That number of ballots equates to 39.5 percent of registered voters, a modest slice of the electorate.

Oregon doesn't often hold January special elections. The last one was in 2010, when voters approved personal and corporate income taxes. The turnout then was much higher on a percentage basis—62.7 percent of registered voters turned in ballots.

So what changed?

Well, Measures 66 and 67 in 2010 were simple: individuals and corporations would either pay more income taxes or not (voters said "yes.")

Measure 101, by contrast, directly affected fewer people and was confusing—it repealed parts but not all of a grab-bag of taxes that few people outside the Capitol understood. And to agree with the insurgent lawmakers who put the measure on the ballot, voters counter-intuitively had to vote "no."

Add to that the combined spending—more than $10 million in a two-sided campaign in 2010 versus less that a total of $4 million this year, nearly all of it on the "yes" side, and you have two very different elections.

But the apparent decline in turnout is deceptive.

A total of 1.28 million people voted in 2010 and 1.04 million voted (so far) in this election. Not so different. What's really different is the number of registered voters: In 2010, there were 2.04 million. Now, there are 2.64 million, according to elections division figures, an increase of 600,000, or 29 percent.

Over the same period, according to the Portland State University Population Research Center, the number of Oregonians has increased by about 8 percent.

The big difference, and the reason the number of registered voters has increased so sharply, is the "Motor Voter" law, which went into effect in 2016. The latest figures from the elections division show that the law has added 390,000 new voters to the rolls (88 percent of them unaffiliated with any party).

The challenge now, for all parties, is to get those people to vote.

Preliminary figures from the elections division show that turnout among non-affiliated voters is 17 percent so far in yesterday's election—lower than any other group and less than half the turnout among Democrats (41.2 percent) and Republicans (40.1 percent).

========================================================================

Task objective –
Reproduce verbatim the stretch of the Oregon turnout passage from "Oregon doesn't often" through "turned in ballots.". Work from the Oregon election passage alone.

========================================================================

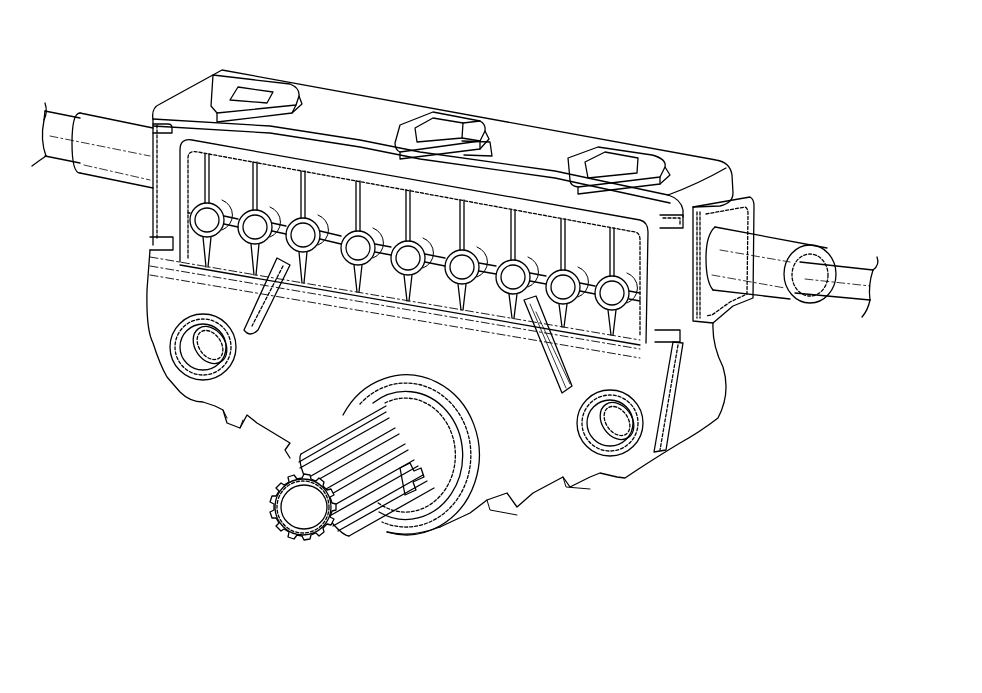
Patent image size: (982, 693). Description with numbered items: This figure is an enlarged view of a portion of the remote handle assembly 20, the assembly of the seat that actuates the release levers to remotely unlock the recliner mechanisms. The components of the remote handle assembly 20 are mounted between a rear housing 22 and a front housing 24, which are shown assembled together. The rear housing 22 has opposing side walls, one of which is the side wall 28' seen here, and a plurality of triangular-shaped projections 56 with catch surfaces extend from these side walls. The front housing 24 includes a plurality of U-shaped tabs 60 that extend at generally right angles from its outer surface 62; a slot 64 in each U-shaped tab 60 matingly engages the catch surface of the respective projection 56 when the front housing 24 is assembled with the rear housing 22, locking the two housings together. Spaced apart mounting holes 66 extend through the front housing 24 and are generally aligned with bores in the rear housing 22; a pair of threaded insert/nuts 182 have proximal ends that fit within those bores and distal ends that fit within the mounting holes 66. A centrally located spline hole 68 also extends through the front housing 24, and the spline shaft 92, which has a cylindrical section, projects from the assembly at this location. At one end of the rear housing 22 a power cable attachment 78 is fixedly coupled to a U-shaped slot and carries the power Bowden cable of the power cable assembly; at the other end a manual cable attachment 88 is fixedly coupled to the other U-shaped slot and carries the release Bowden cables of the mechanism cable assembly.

The remote handle assembly 20 is at (690, 114).
The rear housing 22 is at (322, 86).
The front housing 24 is at (206, 403).
The side wall 28' is at (618, 130).
The triangular-shaped projection 56 is at (440, 133).
The U-shaped tab 60 is at (472, 124).
The outer surface 62 is at (491, 399).
The slot 64 is at (412, 130).
The mounting hole 66 is at (185, 352).
The spline hole 68 is at (385, 405).
The power cable attachment 78 is at (123, 135).
The manual cable attachment 88 is at (767, 253).
The spline shaft 92 is at (309, 555).
The threaded insert/nut 182 is at (188, 365).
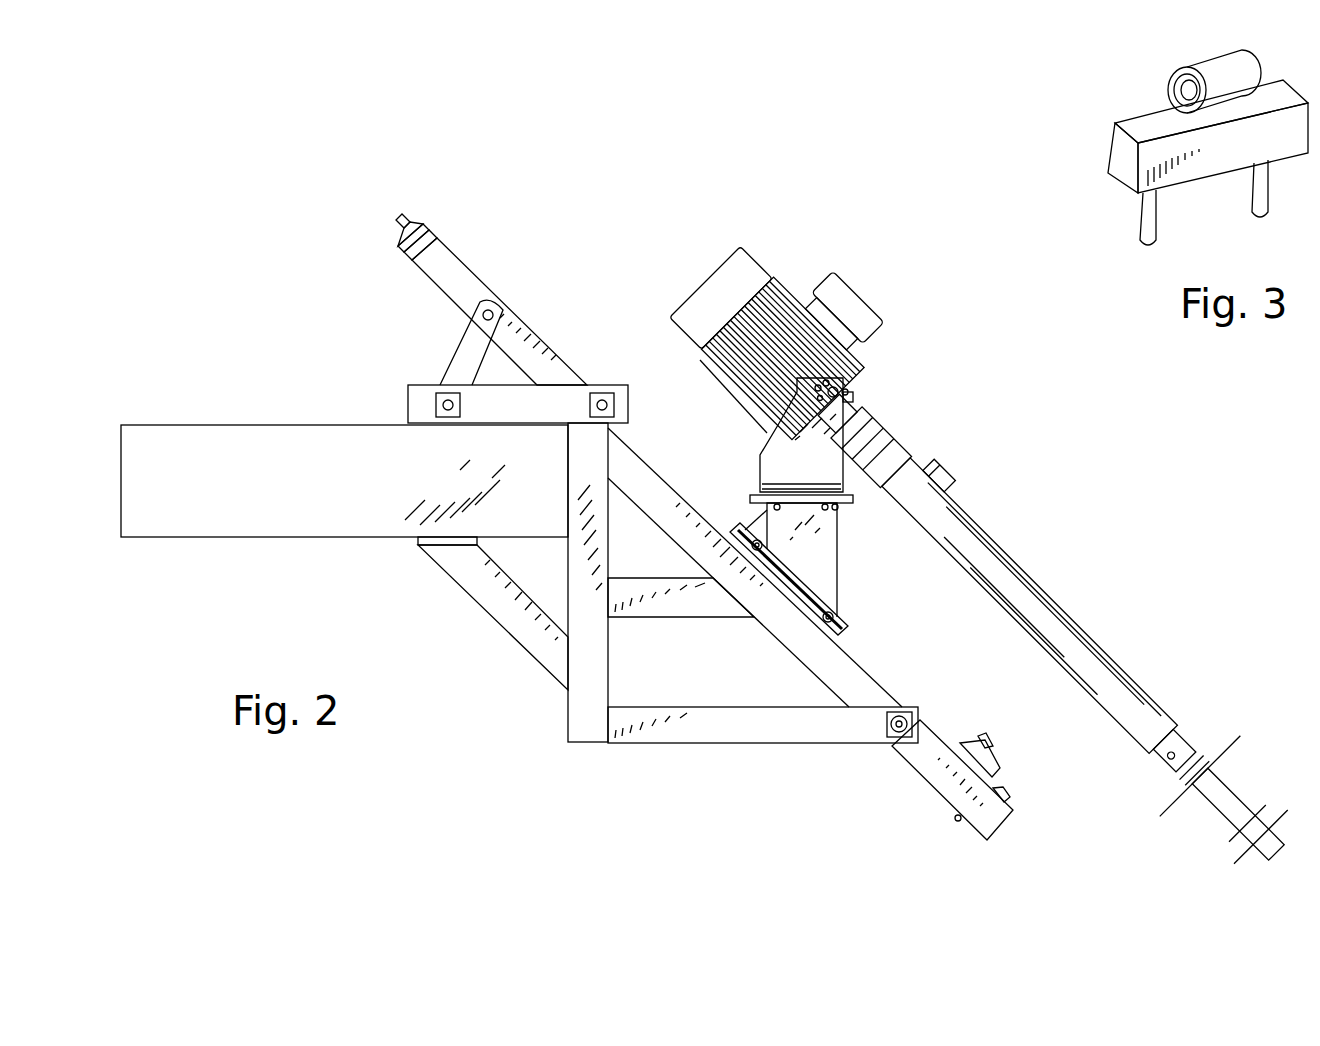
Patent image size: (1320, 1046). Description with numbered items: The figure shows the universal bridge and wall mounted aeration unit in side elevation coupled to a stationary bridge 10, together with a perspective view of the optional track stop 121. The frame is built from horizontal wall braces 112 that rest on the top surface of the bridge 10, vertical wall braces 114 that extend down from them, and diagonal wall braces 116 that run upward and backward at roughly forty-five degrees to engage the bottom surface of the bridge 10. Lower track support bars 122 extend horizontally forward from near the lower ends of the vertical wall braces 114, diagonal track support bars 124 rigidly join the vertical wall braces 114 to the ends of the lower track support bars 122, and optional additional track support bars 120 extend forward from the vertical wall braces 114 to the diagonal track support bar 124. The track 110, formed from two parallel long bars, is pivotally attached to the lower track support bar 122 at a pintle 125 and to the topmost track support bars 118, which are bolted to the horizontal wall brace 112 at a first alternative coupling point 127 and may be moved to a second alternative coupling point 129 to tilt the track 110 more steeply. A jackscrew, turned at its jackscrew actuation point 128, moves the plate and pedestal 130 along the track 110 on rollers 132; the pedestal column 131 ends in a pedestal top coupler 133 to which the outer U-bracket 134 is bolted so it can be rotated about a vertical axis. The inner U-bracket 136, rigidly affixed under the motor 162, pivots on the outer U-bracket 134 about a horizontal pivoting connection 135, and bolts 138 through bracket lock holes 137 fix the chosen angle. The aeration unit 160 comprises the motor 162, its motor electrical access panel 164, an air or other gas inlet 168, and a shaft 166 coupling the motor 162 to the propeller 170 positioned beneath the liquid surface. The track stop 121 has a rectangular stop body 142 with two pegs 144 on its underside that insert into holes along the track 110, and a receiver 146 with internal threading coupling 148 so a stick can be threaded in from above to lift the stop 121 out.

In FIG. 2, the bridge 10 is at (278, 486).
In FIG. 2, the track 110 is at (440, 270).
In FIG. 2, the horizontal wall braces 112 is at (532, 416).
In FIG. 2, the vertical wall braces 114 is at (595, 676).
In FIG. 2, the diagonal wall braces 116 is at (487, 597).
In FIG. 2, the additional track support bars 118 is at (462, 352).
In FIG. 2, the additional track support bars 120 is at (720, 611).
In FIG. 2, the track stop 121 is at (990, 750).
In FIG. 3, the track stop 121 is at (1149, 135).
In FIG. 2, the lower track support bars 122 is at (765, 736).
In FIG. 2, the diagonal track support bars 124 is at (807, 652).
In FIG. 2, the pintle 125 is at (892, 730).
In FIG. 2, the first alternative coupling point 127 is at (443, 405).
In FIG. 2, the jackscrew actuation point 128 is at (402, 218).
In FIG. 2, the second alternative coupling point 129 is at (603, 401).
In FIG. 2, the plate and pedestal 130 is at (833, 569).
In FIG. 2, the pedestal column 131 is at (832, 564).
In FIG. 2, the rollers 132 is at (842, 618).
In FIG. 2, the pedestal top coupler 133 is at (838, 506).
In FIG. 2, the outer U-bracket 134 is at (832, 479).
In FIG. 2, the pivoting connection 135 is at (853, 397).
In FIG. 2, the inner U-bracket 136 is at (870, 422).
In FIG. 2, the bracket lock holes 137 is at (765, 428).
In FIG. 2, the bolts 138 is at (838, 394).
In FIG. 3, the stop body 142 is at (1117, 152).
In FIG. 3, the pegs 144 is at (1142, 232).
In FIG. 3, the receiver 146 is at (1222, 68).
In FIG. 3, the coupling 148 is at (1154, 82).
In FIG. 2, the aeration unit 160 is at (1054, 605).
In FIG. 2, the motor 162 is at (820, 294).
In FIG. 2, the motor electrical access panel 164 is at (853, 295).
In FIG. 2, the shaft 166 is at (1015, 553).
In FIG. 2, the air or other gas inlet 168 is at (944, 455).
In FIG. 2, the propeller 170 is at (1215, 752).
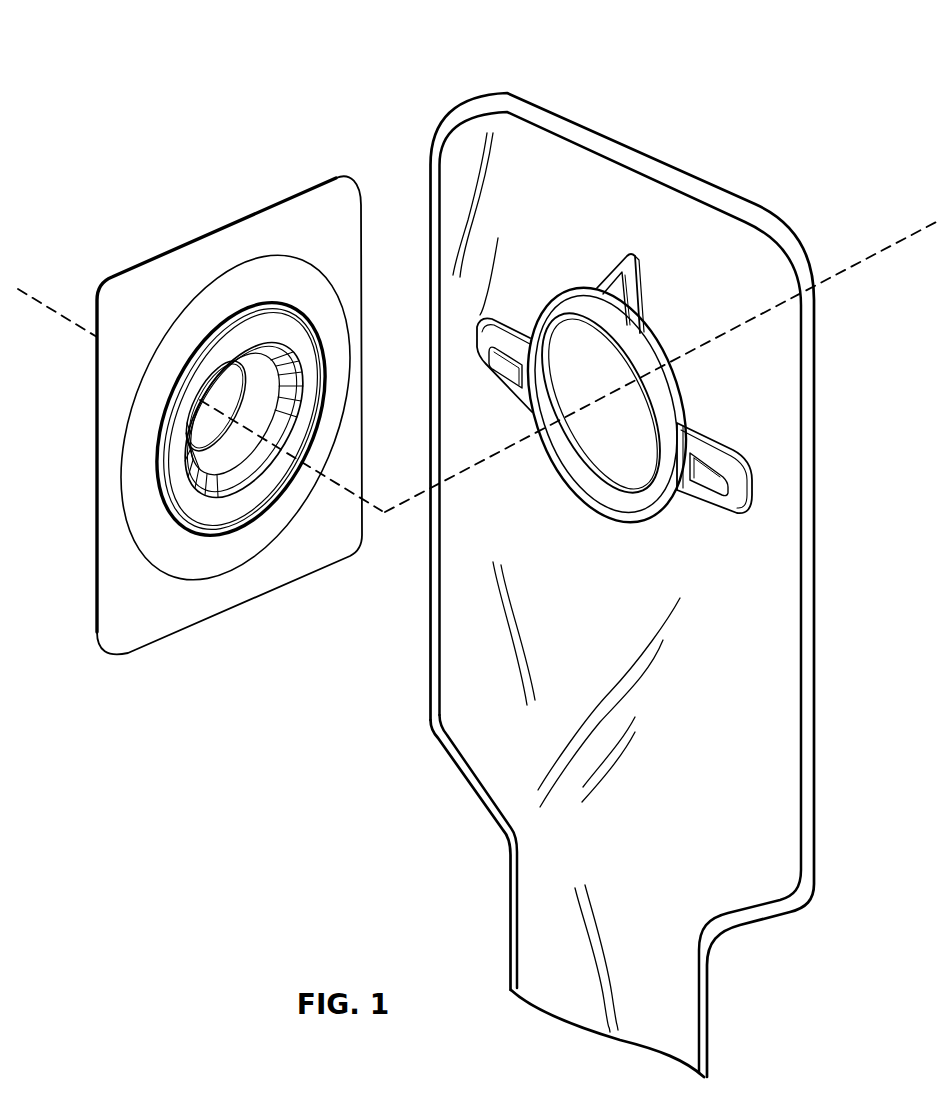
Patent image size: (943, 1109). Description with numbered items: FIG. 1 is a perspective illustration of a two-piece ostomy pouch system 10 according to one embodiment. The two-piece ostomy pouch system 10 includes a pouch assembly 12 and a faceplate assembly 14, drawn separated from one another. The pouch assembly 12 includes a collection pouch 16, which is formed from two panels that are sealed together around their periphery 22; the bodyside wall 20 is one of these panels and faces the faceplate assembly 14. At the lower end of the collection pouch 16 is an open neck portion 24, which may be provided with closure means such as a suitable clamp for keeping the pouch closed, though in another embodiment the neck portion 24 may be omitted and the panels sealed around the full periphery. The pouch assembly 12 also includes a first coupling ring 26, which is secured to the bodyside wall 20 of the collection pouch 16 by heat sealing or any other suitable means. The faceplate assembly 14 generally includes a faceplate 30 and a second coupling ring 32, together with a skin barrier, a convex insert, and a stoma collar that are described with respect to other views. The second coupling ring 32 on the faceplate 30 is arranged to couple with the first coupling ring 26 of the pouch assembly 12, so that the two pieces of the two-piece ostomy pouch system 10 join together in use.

The two-piece ostomy pouch system 10 is at (351, 63).
The pouch assembly 12 is at (774, 151).
The faceplate assembly 14 is at (209, 625).
The collection pouch 16 is at (725, 400).
The bodyside wall 20 is at (770, 638).
The periphery 22 is at (808, 497).
The open neck portion 24 is at (644, 1023).
The first coupling ring 26 is at (557, 477).
The faceplate 30 is at (112, 622).
The second coupling ring 32 is at (272, 500).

========================================================================

Written answer –
Oregon doesn't often hold January special elections. The last one was in 2010, when voters approved personal and corporate income taxes. The turnout then was much higher on a percentage basis—62.7 percent of registered voters turned in ballots.